• [Given exercise]: The entries below need to be written out exactly, with no pictures included.

[begin Raw data]

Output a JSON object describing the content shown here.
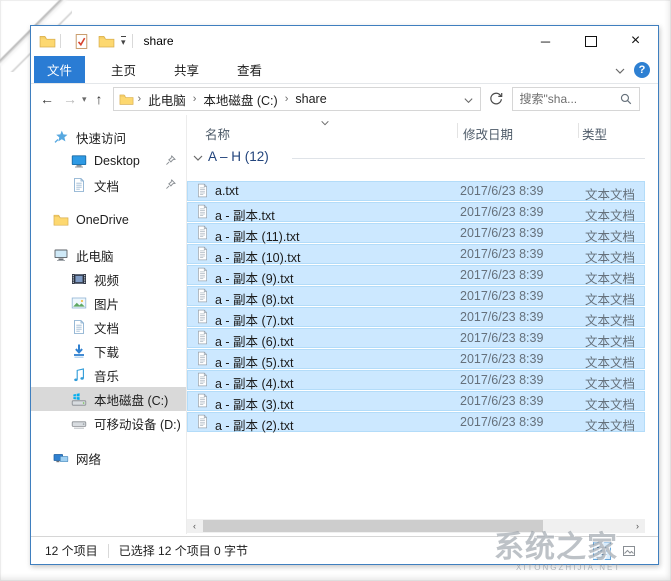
{
  "titlebar": {
    "title": "share"
  },
  "ribbon": {
    "tabs": [
      {
        "label": "文件",
        "selected": true
      },
      {
        "label": "主页",
        "selected": false
      },
      {
        "label": "共享",
        "selected": false
      },
      {
        "label": "查看",
        "selected": false
      }
    ],
    "help_label": "?"
  },
  "nav": {
    "breadcrumb": {
      "items": [
        "此电脑",
        "本地磁盘 (C:)",
        "share"
      ]
    },
    "search": {
      "placeholder_text": "搜索\"sha..."
    }
  },
  "sidebar": {
    "items": [
      {
        "label": "快速访问",
        "icon": "star",
        "indent": 0,
        "pinned": false,
        "selected": false,
        "gap": false
      },
      {
        "label": "Desktop",
        "icon": "monitor",
        "indent": 1,
        "pinned": true,
        "selected": false,
        "gap": false
      },
      {
        "label": "文档",
        "icon": "document",
        "indent": 1,
        "pinned": true,
        "selected": false,
        "gap": false
      },
      {
        "label": "OneDrive",
        "icon": "folder",
        "indent": 0,
        "pinned": false,
        "selected": false,
        "gap": true
      },
      {
        "label": "此电脑",
        "icon": "computer",
        "indent": 0,
        "pinned": false,
        "selected": false,
        "gap": true
      },
      {
        "label": "视频",
        "icon": "film",
        "indent": 1,
        "pinned": false,
        "selected": false,
        "gap": false
      },
      {
        "label": "图片",
        "icon": "picture",
        "indent": 1,
        "pinned": false,
        "selected": false,
        "gap": false
      },
      {
        "label": "文档",
        "icon": "document",
        "indent": 1,
        "pinned": false,
        "selected": false,
        "gap": false
      },
      {
        "label": "下载",
        "icon": "download",
        "indent": 1,
        "pinned": false,
        "selected": false,
        "gap": false
      },
      {
        "label": "音乐",
        "icon": "music",
        "indent": 1,
        "pinned": false,
        "selected": false,
        "gap": false
      },
      {
        "label": "本地磁盘 (C:)",
        "icon": "disk-os",
        "indent": 1,
        "pinned": false,
        "selected": true,
        "gap": false
      },
      {
        "label": "可移动设备 (D:)",
        "icon": "disk",
        "indent": 1,
        "pinned": false,
        "selected": false,
        "gap": false
      },
      {
        "label": "网络",
        "icon": "network",
        "indent": 0,
        "pinned": false,
        "selected": false,
        "gap": true
      }
    ]
  },
  "files": {
    "columns": [
      {
        "label": "名称"
      },
      {
        "label": "修改日期"
      },
      {
        "label": "类型"
      }
    ],
    "group_label": "A – H (12)",
    "rows": [
      {
        "name": "a.txt",
        "date": "2017/6/23 8:39",
        "type": "文本文档"
      },
      {
        "name": "a - 副本.txt",
        "date": "2017/6/23 8:39",
        "type": "文本文档"
      },
      {
        "name": "a - 副本 (11).txt",
        "date": "2017/6/23 8:39",
        "type": "文本文档"
      },
      {
        "name": "a - 副本 (10).txt",
        "date": "2017/6/23 8:39",
        "type": "文本文档"
      },
      {
        "name": "a - 副本 (9).txt",
        "date": "2017/6/23 8:39",
        "type": "文本文档"
      },
      {
        "name": "a - 副本 (8).txt",
        "date": "2017/6/23 8:39",
        "type": "文本文档"
      },
      {
        "name": "a - 副本 (7).txt",
        "date": "2017/6/23 8:39",
        "type": "文本文档"
      },
      {
        "name": "a - 副本 (6).txt",
        "date": "2017/6/23 8:39",
        "type": "文本文档"
      },
      {
        "name": "a - 副本 (5).txt",
        "date": "2017/6/23 8:39",
        "type": "文本文档"
      },
      {
        "name": "a - 副本 (4).txt",
        "date": "2017/6/23 8:39",
        "type": "文本文档"
      },
      {
        "name": "a - 副本 (3).txt",
        "date": "2017/6/23 8:39",
        "type": "文本文档"
      },
      {
        "name": "a - 副本 (2).txt",
        "date": "2017/6/23 8:39",
        "type": "文本文档"
      }
    ]
  },
  "status": {
    "count_text": "12 个项目",
    "selection_text": "已选择 12 个项目  0 字节"
  },
  "watermark": {
    "title": "系统之家",
    "subtitle": "XITONGZHIJIA.NET"
  },
  "icons": {
    "explorer": "folder",
    "qat_button_1": "check-doc",
    "qat_button_2": "folder",
    "back": "←",
    "forward": "→",
    "up": "↑",
    "refresh": "clockwise-arrow",
    "search": "magnifier",
    "sort_indicator": "chevron-down",
    "group_expander": "chevron-down",
    "pin": "pushpin",
    "minimize": "─",
    "maximize": "□",
    "close": "×"
  },
  "colors": {
    "accent_blue": "#2a7cd4",
    "selection_blue": "#cce8ff",
    "selection_border": "#b3dcf9",
    "window_border": "#3f7fbf",
    "sidebar_selected": "#d9d9d9",
    "group_text": "#22447c",
    "header_text": "#4e5b69",
    "muted_text": "#65707b"
  }
}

[end Raw data]

• [Exercise answer]:
Output a JSON object describing the content shown here.
{
  "titlebar": {
    "title": "share"
  },
  "ribbon": {
    "tabs": [
      {
        "label": "文件",
        "selected": true
      },
      {
        "label": "主页",
        "selected": false
      },
      {
        "label": "共享",
        "selected": false
      },
      {
        "label": "查看",
        "selected": false
      }
    ],
    "help_label": "?"
  },
  "nav": {
    "breadcrumb": {
      "items": [
        "此电脑",
        "本地磁盘 (C:)",
        "share"
      ]
    },
    "search": {
      "placeholder_text": "搜索\"sha..."
    }
  },
  "sidebar": {
    "items": [
      {
        "label": "快速访问",
        "icon": "star",
        "indent": 0,
        "pinned": false,
        "selected": false,
        "gap": false
      },
      {
        "label": "Desktop",
        "icon": "monitor",
        "indent": 1,
        "pinned": true,
        "selected": false,
        "gap": false
      },
      {
        "label": "文档",
        "icon": "document",
        "indent": 1,
        "pinned": true,
        "selected": false,
        "gap": false
      },
      {
        "label": "OneDrive",
        "icon": "folder",
        "indent": 0,
        "pinned": false,
        "selected": false,
        "gap": true
      },
      {
        "label": "此电脑",
        "icon": "computer",
        "indent": 0,
        "pinned": false,
        "selected": false,
        "gap": true
      },
      {
        "label": "视频",
        "icon": "film",
        "indent": 1,
        "pinned": false,
        "selected": false,
        "gap": false
      },
      {
        "label": "图片",
        "icon": "picture",
        "indent": 1,
        "pinned": false,
        "selected": false,
        "gap": false
      },
      {
        "label": "文档",
        "icon": "document",
        "indent": 1,
        "pinned": false,
        "selected": false,
        "gap": false
      },
      {
        "label": "下载",
        "icon": "download",
        "indent": 1,
        "pinned": false,
        "selected": false,
        "gap": false
      },
      {
        "label": "音乐",
        "icon": "music",
        "indent": 1,
        "pinned": false,
        "selected": false,
        "gap": false
      },
      {
        "label": "本地磁盘 (C:)",
        "icon": "disk-os",
        "indent": 1,
        "pinned": false,
        "selected": true,
        "gap": false
      },
      {
        "label": "可移动设备 (D:)",
        "icon": "disk",
        "indent": 1,
        "pinned": false,
        "selected": false,
        "gap": false
      },
      {
        "label": "网络",
        "icon": "network",
        "indent": 0,
        "pinned": false,
        "selected": false,
        "gap": true
      }
    ]
  },
  "files": {
    "columns": [
      {
        "label": "名称"
      },
      {
        "label": "修改日期"
      },
      {
        "label": "类型"
      }
    ],
    "group_label": "A – H (12)",
    "rows": [
      {
        "name": "a.txt",
        "date": "2017/6/23 8:39",
        "type": "文本文档"
      },
      {
        "name": "a - 副本.txt",
        "date": "2017/6/23 8:39",
        "type": "文本文档"
      },
      {
        "name": "a - 副本 (11).txt",
        "date": "2017/6/23 8:39",
        "type": "文本文档"
      },
      {
        "name": "a - 副本 (10).txt",
        "date": "2017/6/23 8:39",
        "type": "文本文档"
      },
      {
        "name": "a - 副本 (9).txt",
        "date": "2017/6/23 8:39",
        "type": "文本文档"
      },
      {
        "name": "a - 副本 (8).txt",
        "date": "2017/6/23 8:39",
        "type": "文本文档"
      },
      {
        "name": "a - 副本 (7).txt",
        "date": "2017/6/23 8:39",
        "type": "文本文档"
      },
      {
        "name": "a - 副本 (6).txt",
        "date": "2017/6/23 8:39",
        "type": "文本文档"
      },
      {
        "name": "a - 副本 (5).txt",
        "date": "2017/6/23 8:39",
        "type": "文本文档"
      },
      {
        "name": "a - 副本 (4).txt",
        "date": "2017/6/23 8:39",
        "type": "文本文档"
      },
      {
        "name": "a - 副本 (3).txt",
        "date": "2017/6/23 8:39",
        "type": "文本文档"
      },
      {
        "name": "a - 副本 (2).txt",
        "date": "2017/6/23 8:39",
        "type": "文本文档"
      }
    ]
  },
  "status": {
    "count_text": "12 个项目",
    "selection_text": "已选择 12 个项目  0 字节"
  },
  "watermark": {
    "title": "系统之家",
    "subtitle": "XITONGZHIJIA.NET"
  },
  "icons": {
    "explorer": "folder",
    "qat_button_1": "check-doc",
    "qat_button_2": "folder",
    "back": "←",
    "forward": "→",
    "up": "↑",
    "refresh": "clockwise-arrow",
    "search": "magnifier",
    "sort_indicator": "chevron-down",
    "group_expander": "chevron-down",
    "pin": "pushpin",
    "minimize": "─",
    "maximize": "□",
    "close": "×"
  },
  "colors": {
    "accent_blue": "#2a7cd4",
    "selection_blue": "#cce8ff",
    "selection_border": "#b3dcf9",
    "window_border": "#3f7fbf",
    "sidebar_selected": "#d9d9d9",
    "group_text": "#22447c",
    "header_text": "#4e5b69",
    "muted_text": "#65707b"
  }
}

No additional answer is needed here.